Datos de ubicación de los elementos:
____
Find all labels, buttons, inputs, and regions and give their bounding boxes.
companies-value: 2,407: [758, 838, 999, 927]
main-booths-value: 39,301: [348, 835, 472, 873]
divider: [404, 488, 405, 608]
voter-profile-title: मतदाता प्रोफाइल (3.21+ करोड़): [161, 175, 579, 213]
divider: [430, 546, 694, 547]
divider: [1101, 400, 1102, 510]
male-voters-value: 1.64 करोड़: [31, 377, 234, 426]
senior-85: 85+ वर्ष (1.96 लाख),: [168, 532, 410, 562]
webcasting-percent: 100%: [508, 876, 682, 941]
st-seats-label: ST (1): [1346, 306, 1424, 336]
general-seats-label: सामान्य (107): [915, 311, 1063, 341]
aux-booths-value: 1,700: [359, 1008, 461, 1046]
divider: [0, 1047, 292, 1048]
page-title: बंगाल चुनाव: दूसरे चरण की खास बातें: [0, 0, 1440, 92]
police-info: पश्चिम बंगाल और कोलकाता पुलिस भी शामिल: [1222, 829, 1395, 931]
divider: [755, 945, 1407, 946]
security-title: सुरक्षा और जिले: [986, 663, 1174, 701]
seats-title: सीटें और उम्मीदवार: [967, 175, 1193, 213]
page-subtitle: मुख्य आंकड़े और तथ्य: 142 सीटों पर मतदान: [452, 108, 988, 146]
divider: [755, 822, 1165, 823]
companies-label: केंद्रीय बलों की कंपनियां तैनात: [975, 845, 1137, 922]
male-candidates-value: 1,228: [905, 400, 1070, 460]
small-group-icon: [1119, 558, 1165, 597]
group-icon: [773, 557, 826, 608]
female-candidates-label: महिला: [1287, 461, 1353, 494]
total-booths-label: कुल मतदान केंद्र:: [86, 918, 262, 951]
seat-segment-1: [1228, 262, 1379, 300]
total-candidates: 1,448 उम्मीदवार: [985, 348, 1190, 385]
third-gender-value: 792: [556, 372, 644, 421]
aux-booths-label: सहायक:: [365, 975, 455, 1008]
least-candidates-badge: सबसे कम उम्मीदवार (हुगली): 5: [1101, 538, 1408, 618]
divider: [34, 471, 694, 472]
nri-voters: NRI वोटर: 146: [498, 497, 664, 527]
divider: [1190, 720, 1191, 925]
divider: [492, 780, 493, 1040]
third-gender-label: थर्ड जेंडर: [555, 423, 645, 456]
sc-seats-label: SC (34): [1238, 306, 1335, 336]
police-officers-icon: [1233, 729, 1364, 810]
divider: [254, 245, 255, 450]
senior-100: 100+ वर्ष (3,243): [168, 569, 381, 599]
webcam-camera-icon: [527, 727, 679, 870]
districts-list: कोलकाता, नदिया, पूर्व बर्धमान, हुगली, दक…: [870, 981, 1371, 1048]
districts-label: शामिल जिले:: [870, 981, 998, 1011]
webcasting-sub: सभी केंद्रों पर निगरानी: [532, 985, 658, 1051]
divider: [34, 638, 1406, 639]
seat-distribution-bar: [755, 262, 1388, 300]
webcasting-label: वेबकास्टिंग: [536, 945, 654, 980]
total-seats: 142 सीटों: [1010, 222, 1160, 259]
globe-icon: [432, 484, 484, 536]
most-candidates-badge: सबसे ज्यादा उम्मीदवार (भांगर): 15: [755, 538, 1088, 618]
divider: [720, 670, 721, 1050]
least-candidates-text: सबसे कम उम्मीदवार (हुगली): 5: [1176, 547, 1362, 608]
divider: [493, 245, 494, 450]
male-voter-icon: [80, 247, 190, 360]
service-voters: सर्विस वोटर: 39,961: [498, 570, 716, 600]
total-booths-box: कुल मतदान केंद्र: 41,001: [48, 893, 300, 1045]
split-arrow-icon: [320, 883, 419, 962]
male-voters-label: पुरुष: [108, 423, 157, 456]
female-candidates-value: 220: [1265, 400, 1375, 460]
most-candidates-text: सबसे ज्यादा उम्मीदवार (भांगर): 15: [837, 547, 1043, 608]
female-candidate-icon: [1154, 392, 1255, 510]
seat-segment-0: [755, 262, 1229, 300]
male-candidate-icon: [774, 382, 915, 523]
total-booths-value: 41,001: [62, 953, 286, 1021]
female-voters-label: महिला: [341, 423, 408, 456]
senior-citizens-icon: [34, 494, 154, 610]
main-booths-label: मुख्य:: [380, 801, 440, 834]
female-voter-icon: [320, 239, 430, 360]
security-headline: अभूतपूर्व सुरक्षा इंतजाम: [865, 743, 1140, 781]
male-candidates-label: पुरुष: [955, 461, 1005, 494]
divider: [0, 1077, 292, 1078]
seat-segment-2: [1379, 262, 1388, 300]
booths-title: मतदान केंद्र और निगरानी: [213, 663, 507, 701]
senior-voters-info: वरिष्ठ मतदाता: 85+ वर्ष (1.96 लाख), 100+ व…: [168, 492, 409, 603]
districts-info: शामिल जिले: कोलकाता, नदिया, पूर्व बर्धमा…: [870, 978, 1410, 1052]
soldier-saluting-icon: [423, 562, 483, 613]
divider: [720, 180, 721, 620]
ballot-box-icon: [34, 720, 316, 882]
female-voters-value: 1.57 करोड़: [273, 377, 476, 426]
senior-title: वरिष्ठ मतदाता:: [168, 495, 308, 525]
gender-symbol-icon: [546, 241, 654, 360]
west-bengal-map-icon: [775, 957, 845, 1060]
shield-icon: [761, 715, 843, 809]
____
Reproduce de nuevo todos los ítems de arriba, línea por línea y sin ninguna modificación.

Find all labels, buttons, inputs, and regions and give their bounding boxes.
companies-value: 2,407: [758, 838, 999, 927]
main-booths-value: 39,301: [348, 835, 472, 873]
divider: [404, 488, 405, 608]
voter-profile-title: मतदाता प्रोफाइल (3.21+ करोड़): [161, 175, 579, 213]
divider: [430, 546, 694, 547]
divider: [1101, 400, 1102, 510]
male-voters-value: 1.64 करोड़: [31, 377, 234, 426]
senior-85: 85+ वर्ष (1.96 लाख),: [168, 532, 410, 562]
webcasting-percent: 100%: [508, 876, 682, 941]
st-seats-label: ST (1): [1346, 306, 1424, 336]
general-seats-label: सामान्य (107): [915, 311, 1063, 341]
aux-booths-value: 1,700: [359, 1008, 461, 1046]
divider: [0, 1047, 292, 1048]
page-title: बंगाल चुनाव: दूसरे चरण की खास बातें: [0, 0, 1440, 92]
police-info: पश्चिम बंगाल और कोलकाता पुलिस भी शामिल: [1222, 829, 1395, 931]
divider: [755, 945, 1407, 946]
security-title: सुरक्षा और जिले: [986, 663, 1174, 701]
seats-title: सीटें और उम्मीदवार: [967, 175, 1193, 213]
page-subtitle: मुख्य आंकड़े और तथ्य: 142 सीटों पर मतदान: [452, 108, 988, 146]
divider: [755, 822, 1165, 823]
companies-label: केंद्रीय बलों की कंपनियां तैनात: [975, 845, 1137, 922]
male-candidates-value: 1,228: [905, 400, 1070, 460]
small-group-icon: [1119, 558, 1165, 597]
group-icon: [773, 557, 826, 608]
female-candidates-label: महिला: [1287, 461, 1353, 494]
total-booths-label: कुल मतदान केंद्र:: [86, 918, 262, 951]
seat-segment-1: [1228, 262, 1379, 300]
total-candidates: 1,448 उम्मीदवार: [985, 348, 1190, 385]
third-gender-value: 792: [556, 372, 644, 421]
aux-booths-label: सहायक:: [365, 975, 455, 1008]
least-candidates-badge: सबसे कम उम्मीदवार (हुगली): 5: [1101, 538, 1408, 618]
divider: [34, 471, 694, 472]
nri-voters: NRI वोटर: 146: [498, 497, 664, 527]
divider: [1190, 720, 1191, 925]
divider: [492, 780, 493, 1040]
third-gender-label: थर्ड जेंडर: [555, 423, 645, 456]
sc-seats-label: SC (34): [1238, 306, 1335, 336]
police-officers-icon: [1233, 729, 1364, 810]
divider: [254, 245, 255, 450]
senior-100: 100+ वर्ष (3,243): [168, 569, 381, 599]
webcam-camera-icon: [527, 727, 679, 870]
districts-list: कोलकाता, नदिया, पूर्व बर्धमान, हुगली, दक…: [870, 981, 1371, 1048]
districts-label: शामिल जिले:: [870, 981, 998, 1011]
webcasting-sub: सभी केंद्रों पर निगरानी: [532, 985, 658, 1051]
divider: [34, 638, 1406, 639]
seat-distribution-bar: [755, 262, 1388, 300]
webcasting-label: वेबकास्टिंग: [536, 945, 654, 980]
total-seats: 142 सीटों: [1010, 222, 1160, 259]
globe-icon: [432, 484, 484, 536]
most-candidates-badge: सबसे ज्यादा उम्मीदवार (भांगर): 15: [755, 538, 1088, 618]
divider: [720, 670, 721, 1050]
least-candidates-text: सबसे कम उम्मीदवार (हुगली): 5: [1176, 547, 1362, 608]
divider: [493, 245, 494, 450]
male-voter-icon: [80, 247, 190, 360]
service-voters: सर्विस वोटर: 39,961: [498, 570, 716, 600]
total-booths-box: कुल मतदान केंद्र: 41,001: [48, 893, 300, 1045]
split-arrow-icon: [320, 883, 419, 962]
male-voters-label: पुरुष: [108, 423, 157, 456]
female-candidates-value: 220: [1265, 400, 1375, 460]
most-candidates-text: सबसे ज्यादा उम्मीदवार (भांगर): 15: [837, 547, 1043, 608]
female-candidate-icon: [1154, 392, 1255, 510]
seat-segment-0: [755, 262, 1229, 300]
male-candidate-icon: [774, 382, 915, 523]
total-booths-value: 41,001: [62, 953, 286, 1021]
female-voters-label: महिला: [341, 423, 408, 456]
senior-citizens-icon: [34, 494, 154, 610]
main-booths-label: मुख्य:: [380, 801, 440, 834]
female-voter-icon: [320, 239, 430, 360]
security-headline: अभूतपूर्व सुरक्षा इंतजाम: [865, 743, 1140, 781]
male-candidates-label: पुरुष: [955, 461, 1005, 494]
divider: [0, 1077, 292, 1078]
seat-segment-2: [1379, 262, 1388, 300]
booths-title: मतदान केंद्र और निगरानी: [213, 663, 507, 701]
senior-voters-info: वरिष्ठ मतदाता: 85+ वर्ष (1.96 लाख), 100+ व…: [168, 492, 409, 603]
districts-info: शामिल जिले: कोलकाता, नदिया, पूर्व बर्धमा…: [870, 978, 1410, 1052]
soldier-saluting-icon: [423, 562, 483, 613]
divider: [720, 180, 721, 620]
ballot-box-icon: [34, 720, 316, 882]
female-voters-value: 1.57 करोड़: [273, 377, 476, 426]
senior-title: वरिष्ठ मतदाता:: [168, 495, 308, 525]
gender-symbol-icon: [546, 241, 654, 360]
west-bengal-map-icon: [775, 957, 845, 1060]
shield-icon: [761, 715, 843, 809]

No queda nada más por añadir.